— START DATA LISTING —

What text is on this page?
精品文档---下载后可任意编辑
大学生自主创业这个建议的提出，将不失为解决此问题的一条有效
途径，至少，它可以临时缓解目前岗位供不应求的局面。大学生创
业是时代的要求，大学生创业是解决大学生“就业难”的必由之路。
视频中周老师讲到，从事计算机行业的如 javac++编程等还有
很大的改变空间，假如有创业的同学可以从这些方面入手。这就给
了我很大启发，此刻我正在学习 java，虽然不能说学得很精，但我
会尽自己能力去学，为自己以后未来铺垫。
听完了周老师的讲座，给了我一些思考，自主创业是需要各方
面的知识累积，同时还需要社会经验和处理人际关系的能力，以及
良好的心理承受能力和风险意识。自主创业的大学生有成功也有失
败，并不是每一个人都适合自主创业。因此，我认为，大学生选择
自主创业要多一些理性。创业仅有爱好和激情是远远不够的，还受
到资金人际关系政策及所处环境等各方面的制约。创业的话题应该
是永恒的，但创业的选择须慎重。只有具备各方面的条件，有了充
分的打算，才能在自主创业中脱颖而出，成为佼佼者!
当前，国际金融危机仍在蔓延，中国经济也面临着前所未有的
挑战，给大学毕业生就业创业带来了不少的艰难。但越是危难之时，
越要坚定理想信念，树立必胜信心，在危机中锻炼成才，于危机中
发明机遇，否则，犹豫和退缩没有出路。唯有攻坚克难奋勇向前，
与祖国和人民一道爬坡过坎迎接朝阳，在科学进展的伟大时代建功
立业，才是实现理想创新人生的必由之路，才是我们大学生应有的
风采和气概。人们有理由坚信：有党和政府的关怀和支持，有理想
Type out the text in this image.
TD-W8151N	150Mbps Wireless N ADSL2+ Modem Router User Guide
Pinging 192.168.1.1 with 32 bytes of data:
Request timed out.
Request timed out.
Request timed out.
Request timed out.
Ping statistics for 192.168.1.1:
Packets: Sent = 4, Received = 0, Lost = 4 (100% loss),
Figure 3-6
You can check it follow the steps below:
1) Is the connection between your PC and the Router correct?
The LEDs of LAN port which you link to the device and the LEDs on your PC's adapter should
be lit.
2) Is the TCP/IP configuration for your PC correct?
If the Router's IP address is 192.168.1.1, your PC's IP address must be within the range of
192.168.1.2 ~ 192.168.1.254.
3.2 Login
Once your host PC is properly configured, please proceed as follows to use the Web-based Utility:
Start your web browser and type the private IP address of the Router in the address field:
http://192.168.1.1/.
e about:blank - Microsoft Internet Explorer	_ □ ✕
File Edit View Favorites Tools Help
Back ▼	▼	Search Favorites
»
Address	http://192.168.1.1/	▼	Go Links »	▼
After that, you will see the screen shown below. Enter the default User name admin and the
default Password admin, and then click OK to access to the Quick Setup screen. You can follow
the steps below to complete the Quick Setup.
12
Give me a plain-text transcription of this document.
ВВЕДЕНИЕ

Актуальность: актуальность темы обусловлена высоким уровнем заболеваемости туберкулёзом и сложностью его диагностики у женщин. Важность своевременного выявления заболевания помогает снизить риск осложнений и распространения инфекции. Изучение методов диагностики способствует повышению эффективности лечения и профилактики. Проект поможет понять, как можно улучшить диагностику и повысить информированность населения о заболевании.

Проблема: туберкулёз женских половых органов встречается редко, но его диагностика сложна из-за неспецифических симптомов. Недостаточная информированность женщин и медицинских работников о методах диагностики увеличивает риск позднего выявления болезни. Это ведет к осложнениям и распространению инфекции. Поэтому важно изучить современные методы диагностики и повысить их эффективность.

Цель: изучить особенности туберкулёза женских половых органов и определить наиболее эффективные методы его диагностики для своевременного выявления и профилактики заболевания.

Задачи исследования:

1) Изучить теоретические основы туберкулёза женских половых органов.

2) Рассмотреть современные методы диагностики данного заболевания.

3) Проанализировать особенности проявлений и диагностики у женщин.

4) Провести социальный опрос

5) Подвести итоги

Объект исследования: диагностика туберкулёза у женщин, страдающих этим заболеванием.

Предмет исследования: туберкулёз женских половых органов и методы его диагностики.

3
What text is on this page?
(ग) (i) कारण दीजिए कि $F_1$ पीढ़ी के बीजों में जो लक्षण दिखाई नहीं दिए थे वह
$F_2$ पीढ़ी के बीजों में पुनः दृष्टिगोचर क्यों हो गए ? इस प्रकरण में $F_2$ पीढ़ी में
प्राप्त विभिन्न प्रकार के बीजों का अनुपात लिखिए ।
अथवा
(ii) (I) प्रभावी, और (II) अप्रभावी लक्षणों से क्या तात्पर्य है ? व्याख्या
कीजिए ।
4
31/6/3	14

— END DATA LISTING —

PROBLEM TO SOLVE: Reproduce all of the data exactly as given.

ANSWER TO THE EXERCISE:
What text is on this page?
精品文档---下载后可任意编辑
大学生自主创业这个建议的提出，将不失为解决此问题的一条有效
途径，至少，它可以临时缓解目前岗位供不应求的局面。大学生创
业是时代的要求，大学生创业是解决大学生“就业难”的必由之路。
视频中周老师讲到，从事计算机行业的如 javac++编程等还有
很大的改变空间，假如有创业的同学可以从这些方面入手。这就给
了我很大启发，此刻我正在学习 java，虽然不能说学得很精，但我
会尽自己能力去学，为自己以后未来铺垫。
听完了周老师的讲座，给了我一些思考，自主创业是需要各方
面的知识累积，同时还需要社会经验和处理人际关系的能力，以及
良好的心理承受能力和风险意识。自主创业的大学生有成功也有失
败，并不是每一个人都适合自主创业。因此，我认为，大学生选择
自主创业要多一些理性。创业仅有爱好和激情是远远不够的，还受
到资金人际关系政策及所处环境等各方面的制约。创业的话题应该
是永恒的，但创业的选择须慎重。只有具备各方面的条件，有了充
分的打算，才能在自主创业中脱颖而出，成为佼佼者!
当前，国际金融危机仍在蔓延，中国经济也面临着前所未有的
挑战，给大学毕业生就业创业带来了不少的艰难。但越是危难之时，
越要坚定理想信念，树立必胜信心，在危机中锻炼成才，于危机中
发明机遇，否则，犹豫和退缩没有出路。唯有攻坚克难奋勇向前，
与祖国和人民一道爬坡过坎迎接朝阳，在科学进展的伟大时代建功
立业，才是实现理想创新人生的必由之路，才是我们大学生应有的
风采和气概。人们有理由坚信：有党和政府的关怀和支持，有理想
Type out the text in this image.
TD-W8151N	150Mbps Wireless N ADSL2+ Modem Router User Guide
Pinging 192.168.1.1 with 32 bytes of data:
Request timed out.
Request timed out.
Request timed out.
Request timed out.
Ping statistics for 192.168.1.1:
Packets: Sent = 4, Received = 0, Lost = 4 (100% loss),
Figure 3-6
You can check it follow the steps below:
1) Is the connection between your PC and the Router correct?
The LEDs of LAN port which you link to the device and the LEDs on your PC's adapter should
be lit.
2) Is the TCP/IP configuration for your PC correct?
If the Router's IP address is 192.168.1.1, your PC's IP address must be within the range of
192.168.1.2 ~ 192.168.1.254.
3.2 Login
Once your host PC is properly configured, please proceed as follows to use the Web-based Utility:
Start your web browser and type the private IP address of the Router in the address field:
http://192.168.1.1/.
e about:blank - Microsoft Internet Explorer	_ □ ✕
File Edit View Favorites Tools Help
Back ▼	▼	Search Favorites
»
Address	http://192.168.1.1/	▼	Go Links »	▼
After that, you will see the screen shown below. Enter the default User name admin and the
default Password admin, and then click OK to access to the Quick Setup screen. You can follow
the steps below to complete the Quick Setup.
12
Give me a plain-text transcription of this document.
ВВЕДЕНИЕ

Актуальность: актуальность темы обусловлена высоким уровнем заболеваемости туберкулёзом и сложностью его диагностики у женщин. Важность своевременного выявления заболевания помогает снизить риск осложнений и распространения инфекции. Изучение методов диагностики способствует повышению эффективности лечения и профилактики. Проект поможет понять, как можно улучшить диагностику и повысить информированность населения о заболевании.

Проблема: туберкулёз женских половых органов встречается редко, но его диагностика сложна из-за неспецифических симптомов. Недостаточная информированность женщин и медицинских работников о методах диагностики увеличивает риск позднего выявления болезни. Это ведет к осложнениям и распространению инфекции. Поэтому важно изучить современные методы диагностики и повысить их эффективность.

Цель: изучить особенности туберкулёза женских половых органов и определить наиболее эффективные методы его диагностики для своевременного выявления и профилактики заболевания.

Задачи исследования:

1) Изучить теоретические основы туберкулёза женских половых органов.

2) Рассмотреть современные методы диагностики данного заболевания.

3) Проанализировать особенности проявлений и диагностики у женщин.

4) Провести социальный опрос

5) Подвести итоги

Объект исследования: диагностика туберкулёза у женщин, страдающих этим заболеванием.

Предмет исследования: туберкулёз женских половых органов и методы его диагностики.

3
What text is on this page?
(ग) (i) कारण दीजिए कि $F_1$ पीढ़ी के बीजों में जो लक्षण दिखाई नहीं दिए थे वह
$F_2$ पीढ़ी के बीजों में पुनः दृष्टिगोचर क्यों हो गए ? इस प्रकरण में $F_2$ पीढ़ी में
प्राप्त विभिन्न प्रकार के बीजों का अनुपात लिखिए ।
अथवा
(ii) (I) प्रभावी, और (II) अप्रभावी लक्षणों से क्या तात्पर्य है ? व्याख्या
कीजिए ।
4
31/6/3	14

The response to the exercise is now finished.